Stored data:

:::

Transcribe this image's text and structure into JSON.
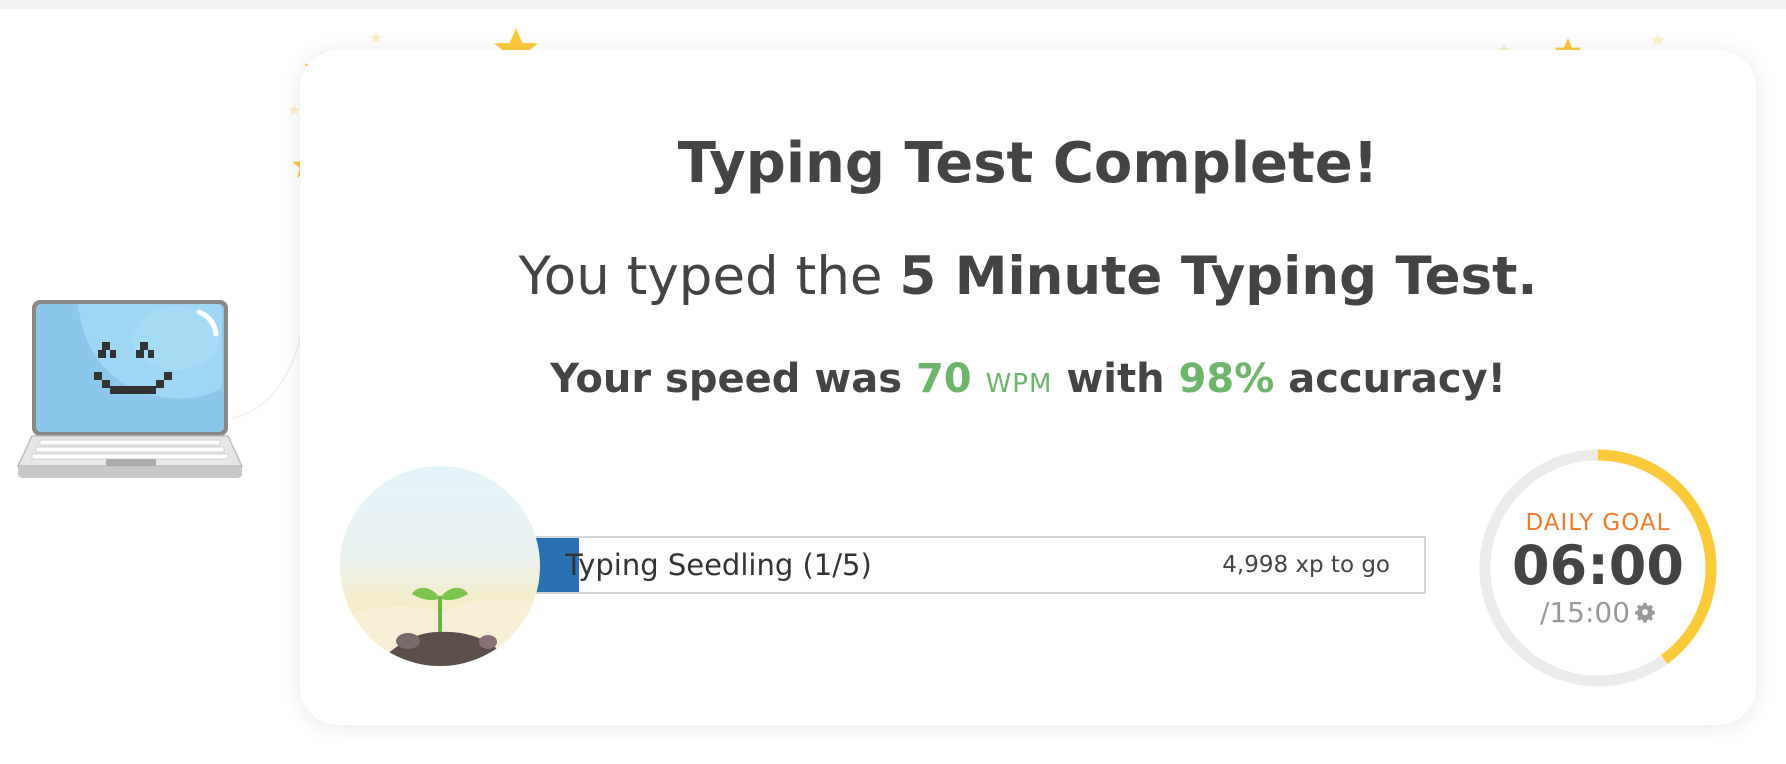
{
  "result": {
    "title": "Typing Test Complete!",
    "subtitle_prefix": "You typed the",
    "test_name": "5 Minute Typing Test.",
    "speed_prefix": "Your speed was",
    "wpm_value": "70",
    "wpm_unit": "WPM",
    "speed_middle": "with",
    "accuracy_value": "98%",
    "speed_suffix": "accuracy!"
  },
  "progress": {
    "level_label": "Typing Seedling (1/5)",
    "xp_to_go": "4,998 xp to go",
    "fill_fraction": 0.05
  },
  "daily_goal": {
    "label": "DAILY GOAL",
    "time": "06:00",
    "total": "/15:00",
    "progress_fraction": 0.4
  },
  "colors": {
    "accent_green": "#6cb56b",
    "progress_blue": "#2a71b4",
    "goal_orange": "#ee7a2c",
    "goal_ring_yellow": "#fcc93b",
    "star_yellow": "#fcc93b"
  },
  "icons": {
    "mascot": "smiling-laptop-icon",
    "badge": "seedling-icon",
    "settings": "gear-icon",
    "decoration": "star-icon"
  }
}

:::

• **TASK TO CARRY OUT**
Repeat the data in full and exactly. Omit pictures.

• **WRITTEN ANSWER**
Transcribe this image's text and structure into JSON.
{
  "result": {
    "title": "Typing Test Complete!",
    "subtitle_prefix": "You typed the",
    "test_name": "5 Minute Typing Test.",
    "speed_prefix": "Your speed was",
    "wpm_value": "70",
    "wpm_unit": "WPM",
    "speed_middle": "with",
    "accuracy_value": "98%",
    "speed_suffix": "accuracy!"
  },
  "progress": {
    "level_label": "Typing Seedling (1/5)",
    "xp_to_go": "4,998 xp to go",
    "fill_fraction": 0.05
  },
  "daily_goal": {
    "label": "DAILY GOAL",
    "time": "06:00",
    "total": "/15:00",
    "progress_fraction": 0.4
  },
  "colors": {
    "accent_green": "#6cb56b",
    "progress_blue": "#2a71b4",
    "goal_orange": "#ee7a2c",
    "goal_ring_yellow": "#fcc93b",
    "star_yellow": "#fcc93b"
  },
  "icons": {
    "mascot": "smiling-laptop-icon",
    "badge": "seedling-icon",
    "settings": "gear-icon",
    "decoration": "star-icon"
  }
}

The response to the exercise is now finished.